* [LISTED ENTRIES]
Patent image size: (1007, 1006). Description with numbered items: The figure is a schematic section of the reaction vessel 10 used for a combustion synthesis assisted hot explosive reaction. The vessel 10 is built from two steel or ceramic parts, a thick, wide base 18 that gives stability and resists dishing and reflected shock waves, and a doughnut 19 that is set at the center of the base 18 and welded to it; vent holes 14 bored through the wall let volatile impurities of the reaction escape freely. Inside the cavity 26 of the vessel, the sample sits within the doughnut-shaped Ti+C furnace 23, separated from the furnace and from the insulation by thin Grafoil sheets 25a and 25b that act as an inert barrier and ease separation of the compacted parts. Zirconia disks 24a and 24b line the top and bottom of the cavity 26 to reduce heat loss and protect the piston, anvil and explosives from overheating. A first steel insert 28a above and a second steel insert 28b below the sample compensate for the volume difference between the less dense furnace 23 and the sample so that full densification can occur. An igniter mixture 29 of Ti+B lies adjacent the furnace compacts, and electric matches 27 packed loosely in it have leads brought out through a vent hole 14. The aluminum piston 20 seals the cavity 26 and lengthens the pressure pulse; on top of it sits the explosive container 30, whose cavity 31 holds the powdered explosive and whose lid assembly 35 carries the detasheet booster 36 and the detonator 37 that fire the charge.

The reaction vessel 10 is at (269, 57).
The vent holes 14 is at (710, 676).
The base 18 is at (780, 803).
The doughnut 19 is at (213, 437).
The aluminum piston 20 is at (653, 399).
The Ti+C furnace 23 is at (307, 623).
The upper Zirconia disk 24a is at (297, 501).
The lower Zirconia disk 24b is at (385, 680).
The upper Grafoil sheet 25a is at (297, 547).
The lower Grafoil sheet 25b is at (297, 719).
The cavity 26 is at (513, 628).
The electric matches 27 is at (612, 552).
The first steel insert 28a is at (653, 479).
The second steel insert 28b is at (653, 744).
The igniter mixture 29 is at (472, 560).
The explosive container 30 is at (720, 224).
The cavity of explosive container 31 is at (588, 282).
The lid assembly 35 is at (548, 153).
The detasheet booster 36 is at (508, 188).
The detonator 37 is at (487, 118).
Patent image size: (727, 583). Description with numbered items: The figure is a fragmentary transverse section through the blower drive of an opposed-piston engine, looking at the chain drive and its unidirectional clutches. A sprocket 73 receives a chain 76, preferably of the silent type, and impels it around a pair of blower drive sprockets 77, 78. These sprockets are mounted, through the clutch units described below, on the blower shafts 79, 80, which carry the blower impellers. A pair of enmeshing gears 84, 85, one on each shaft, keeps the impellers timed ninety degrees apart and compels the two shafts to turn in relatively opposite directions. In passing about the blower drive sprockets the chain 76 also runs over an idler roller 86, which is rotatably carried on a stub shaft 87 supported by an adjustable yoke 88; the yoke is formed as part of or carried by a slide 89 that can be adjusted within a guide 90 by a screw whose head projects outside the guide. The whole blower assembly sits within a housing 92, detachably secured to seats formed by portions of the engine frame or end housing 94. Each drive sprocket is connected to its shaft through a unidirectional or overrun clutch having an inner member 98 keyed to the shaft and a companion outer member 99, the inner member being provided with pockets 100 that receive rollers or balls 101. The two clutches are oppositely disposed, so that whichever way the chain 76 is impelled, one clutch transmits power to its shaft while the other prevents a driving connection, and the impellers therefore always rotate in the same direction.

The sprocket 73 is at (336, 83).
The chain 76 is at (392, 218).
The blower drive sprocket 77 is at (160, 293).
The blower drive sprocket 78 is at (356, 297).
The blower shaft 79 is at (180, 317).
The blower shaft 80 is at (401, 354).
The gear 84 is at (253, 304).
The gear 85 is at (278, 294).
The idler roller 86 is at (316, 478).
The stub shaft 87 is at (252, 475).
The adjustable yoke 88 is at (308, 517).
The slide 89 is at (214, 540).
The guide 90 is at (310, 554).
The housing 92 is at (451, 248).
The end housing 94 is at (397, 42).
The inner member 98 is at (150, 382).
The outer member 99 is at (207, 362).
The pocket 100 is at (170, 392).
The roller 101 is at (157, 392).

* [DIRECTIONS FOR THIS TASK] Write out the data again word for word, from its very first line up to and including the line that contains "The detonator 37 is at (487, 118).".

* [FINISHED EXERCISE]
Patent image size: (1007, 1006). Description with numbered items: The figure is a schematic section of the reaction vessel 10 used for a combustion synthesis assisted hot explosive reaction. The vessel 10 is built from two steel or ceramic parts, a thick, wide base 18 that gives stability and resists dishing and reflected shock waves, and a doughnut 19 that is set at the center of the base 18 and welded to it; vent holes 14 bored through the wall let volatile impurities of the reaction escape freely. Inside the cavity 26 of the vessel, the sample sits within the doughnut-shaped Ti+C furnace 23, separated from the furnace and from the insulation by thin Grafoil sheets 25a and 25b that act as an inert barrier and ease separation of the compacted parts. Zirconia disks 24a and 24b line the top and bottom of the cavity 26 to reduce heat loss and protect the piston, anvil and explosives from overheating. A first steel insert 28a above and a second steel insert 28b below the sample compensate for the volume difference between the less dense furnace 23 and the sample so that full densification can occur. An igniter mixture 29 of Ti+B lies adjacent the furnace compacts, and electric matches 27 packed loosely in it have leads brought out through a vent hole 14. The aluminum piston 20 seals the cavity 26 and lengthens the pressure pulse; on top of it sits the explosive container 30, whose cavity 31 holds the powdered explosive and whose lid assembly 35 carries the detasheet booster 36 and the detonator 37 that fire the charge.

The reaction vessel 10 is at (269, 57).
The vent holes 14 is at (710, 676).
The base 18 is at (780, 803).
The doughnut 19 is at (213, 437).
The aluminum piston 20 is at (653, 399).
The Ti+C furnace 23 is at (307, 623).
The upper Zirconia disk 24a is at (297, 501).
The lower Zirconia disk 24b is at (385, 680).
The upper Grafoil sheet 25a is at (297, 547).
The lower Grafoil sheet 25b is at (297, 719).
The cavity 26 is at (513, 628).
The electric matches 27 is at (612, 552).
The first steel insert 28a is at (653, 479).
The second steel insert 28b is at (653, 744).
The igniter mixture 29 is at (472, 560).
The explosive container 30 is at (720, 224).
The cavity of explosive container 31 is at (588, 282).
The lid assembly 35 is at (548, 153).
The detasheet booster 36 is at (508, 188).
The detonator 37 is at (487, 118).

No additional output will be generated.